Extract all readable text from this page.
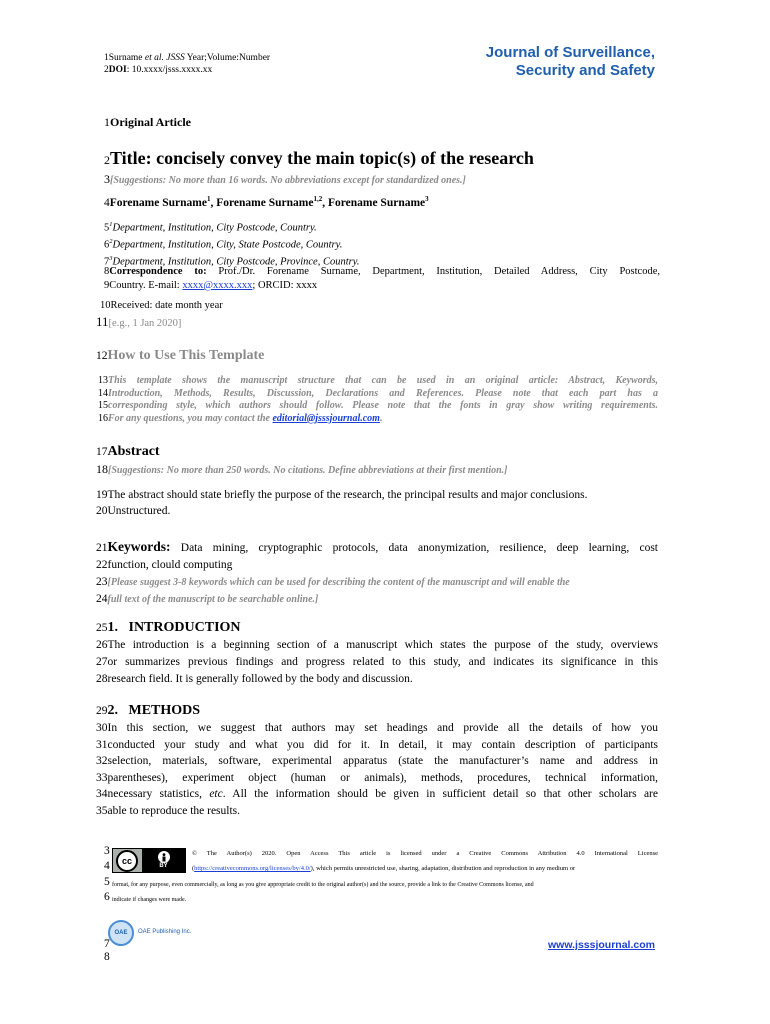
1Surname et al. JSSS Year;Volume:Number
2DOI: 10.xxxx/jsss.xxxx.xx
Journal of Surveillance,
Security and Safety
1Original Article
2Title: concisely convey the main topic(s) of the research
3[Suggestions: No more than 16 words. No abbreviations except for standardized ones.]
4Forename Surname$^1$, Forename Surname$^{1,2}$, Forename Surname$^3$
$5^1Department$, Institution, City Postcode, Country.
$6^2Department$, Institution, City, State Postcode, Country.
$7^3Department$, Institution, City Postcode, Province, Country.
8Correspondence to: Prof./Dr. Forename Surname, Department, Institution, Detailed Address, City Postcode,
9Country. E-mail: xxxx@xxxx.xxx; ORCID: xxxx
10Received: date month year
11[e.g., 1 Jan 2020]
12How to Use This Template
13This template shows the manuscript structure that can be used in an original article: Abstract, Keywords,
14Introduction, Methods, Results, Discussion, Declarations and References. Please note that each part has a
15corresponding style, which authors should follow. Please note that the fonts in gray show writing requirements.
16For any questions, you may contact the editorial@jsssjournal.com.
17Abstract
18[Suggestions: No more than 250 words. No citations. Define abbreviations at their first mention.]
19The abstract should state briefly the purpose of the research, the principal results and major conclusions.
20Unstructured.
21Keywords: Data mining, cryptographic protocols, data anonymization, resilience, deep learning, cost
22function, clould computing
23[Please suggest 3-8 keywords which can be used for describing the content of the manuscript and will enable the
24full text of the manuscript to be searchable online.]
251.   INTRODUCTION
26The introduction is a beginning section of a manuscript which states the purpose of the study, overviews
27or summarizes previous findings and progress related to this study, and indicates its significance in this
28research field. It is generally followed by the body and discussion.
292.   METHODS
30In this section, we suggest that authors may set headings and provide all the details of how you
31conducted your study and what you did for it. In detail, it may contain description of participants
32selection, materials, software, experimental apparatus (state the manufacturer’s name and address in
33parentheses), experiment object (human or animals), methods, procedures, technical information,
34necessary statistics, etc. All the information should be given in sufficient detail so that other scholars are
35able to reproduce the results.
3
4 cc
BY
© The Author(s) 2020. Open Access This article is licensed under a Creative Commons Attribution 4.0 International License
(https://creativecommons.org/licenses/by/4.0/), which permits unrestricted use, sharing, adaptation, distribution and reproduction in any medium or
5 format, for any purpose, even commercially, as long as you give appropriate credit to the original author(s) and the source, provide a link to the Creative Commons license, and
6 indicate if changes were made.
OAE OAE Publishing Inc.
7
8
www.jsssjournal.com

_ _ _ _

EXERCISE:
Write out every record above exactly as it stands, but leave out the pictures.

SOLUTION FOR THIS PROBLEM:
Extract all readable text from this page.
1Surname et al. JSSS Year;Volume:Number
2DOI: 10.xxxx/jsss.xxxx.xx
Journal of Surveillance,
Security and Safety
1Original Article
2Title: concisely convey the main topic(s) of the research
3[Suggestions: No more than 16 words. No abbreviations except for standardized ones.]
4Forename Surname$^1$, Forename Surname$^{1,2}$, Forename Surname$^3$
$5^1Department$, Institution, City Postcode, Country.
$6^2Department$, Institution, City, State Postcode, Country.
$7^3Department$, Institution, City Postcode, Province, Country.
8Correspondence to: Prof./Dr. Forename Surname, Department, Institution, Detailed Address, City Postcode,
9Country. E-mail: xxxx@xxxx.xxx; ORCID: xxxx
10Received: date month year
11[e.g., 1 Jan 2020]
12How to Use This Template
13This template shows the manuscript structure that can be used in an original article: Abstract, Keywords,
14Introduction, Methods, Results, Discussion, Declarations and References. Please note that each part has a
15corresponding style, which authors should follow. Please note that the fonts in gray show writing requirements.
16For any questions, you may contact the editorial@jsssjournal.com.
17Abstract
18[Suggestions: No more than 250 words. No citations. Define abbreviations at their first mention.]
19The abstract should state briefly the purpose of the research, the principal results and major conclusions.
20Unstructured.
21Keywords: Data mining, cryptographic protocols, data anonymization, resilience, deep learning, cost
22function, clould computing
23[Please suggest 3-8 keywords which can be used for describing the content of the manuscript and will enable the
24full text of the manuscript to be searchable online.]
251.   INTRODUCTION
26The introduction is a beginning section of a manuscript which states the purpose of the study, overviews
27or summarizes previous findings and progress related to this study, and indicates its significance in this
28research field. It is generally followed by the body and discussion.
292.   METHODS
30In this section, we suggest that authors may set headings and provide all the details of how you
31conducted your study and what you did for it. In detail, it may contain description of participants
32selection, materials, software, experimental apparatus (state the manufacturer’s name and address in
33parentheses), experiment object (human or animals), methods, procedures, technical information,
34necessary statistics, etc. All the information should be given in sufficient detail so that other scholars are
35able to reproduce the results.
3
4 cc
BY
© The Author(s) 2020. Open Access This article is licensed under a Creative Commons Attribution 4.0 International License
(https://creativecommons.org/licenses/by/4.0/), which permits unrestricted use, sharing, adaptation, distribution and reproduction in any medium or
5 format, for any purpose, even commercially, as long as you give appropriate credit to the original author(s) and the source, provide a link to the Creative Commons license, and
6 indicate if changes were made.
OAE OAE Publishing Inc.
7
8
www.jsssjournal.com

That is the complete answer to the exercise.